# TASK INSTRUCTIONS:
State only the number of lines that contain the string "this".

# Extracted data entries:
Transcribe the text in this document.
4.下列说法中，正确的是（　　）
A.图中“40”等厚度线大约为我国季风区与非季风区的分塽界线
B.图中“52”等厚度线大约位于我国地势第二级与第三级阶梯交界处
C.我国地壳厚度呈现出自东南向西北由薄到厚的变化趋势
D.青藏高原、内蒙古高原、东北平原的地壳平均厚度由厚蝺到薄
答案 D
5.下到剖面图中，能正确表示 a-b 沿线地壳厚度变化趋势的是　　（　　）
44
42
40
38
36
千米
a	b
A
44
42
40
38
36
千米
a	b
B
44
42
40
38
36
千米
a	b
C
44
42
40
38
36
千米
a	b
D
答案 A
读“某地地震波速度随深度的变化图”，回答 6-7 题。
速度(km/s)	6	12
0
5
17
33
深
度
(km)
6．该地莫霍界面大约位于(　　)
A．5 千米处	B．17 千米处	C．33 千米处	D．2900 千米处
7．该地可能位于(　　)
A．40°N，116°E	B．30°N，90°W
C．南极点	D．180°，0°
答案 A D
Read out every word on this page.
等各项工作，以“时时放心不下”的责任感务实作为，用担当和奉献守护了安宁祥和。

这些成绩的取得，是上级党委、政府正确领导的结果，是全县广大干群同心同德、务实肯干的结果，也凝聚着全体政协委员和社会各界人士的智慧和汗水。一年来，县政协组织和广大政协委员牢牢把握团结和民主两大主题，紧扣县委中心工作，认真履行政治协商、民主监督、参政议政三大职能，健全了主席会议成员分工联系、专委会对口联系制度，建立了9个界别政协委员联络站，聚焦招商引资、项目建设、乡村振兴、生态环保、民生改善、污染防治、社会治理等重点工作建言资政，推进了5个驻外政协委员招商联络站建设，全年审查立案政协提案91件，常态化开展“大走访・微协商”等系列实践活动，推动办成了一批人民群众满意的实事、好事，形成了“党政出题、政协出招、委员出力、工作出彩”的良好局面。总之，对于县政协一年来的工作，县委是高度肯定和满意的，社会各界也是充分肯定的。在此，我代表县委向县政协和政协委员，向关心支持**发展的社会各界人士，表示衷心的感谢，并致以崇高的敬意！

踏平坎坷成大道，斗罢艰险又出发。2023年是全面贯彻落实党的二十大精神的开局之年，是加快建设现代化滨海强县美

# RESPONSE:
2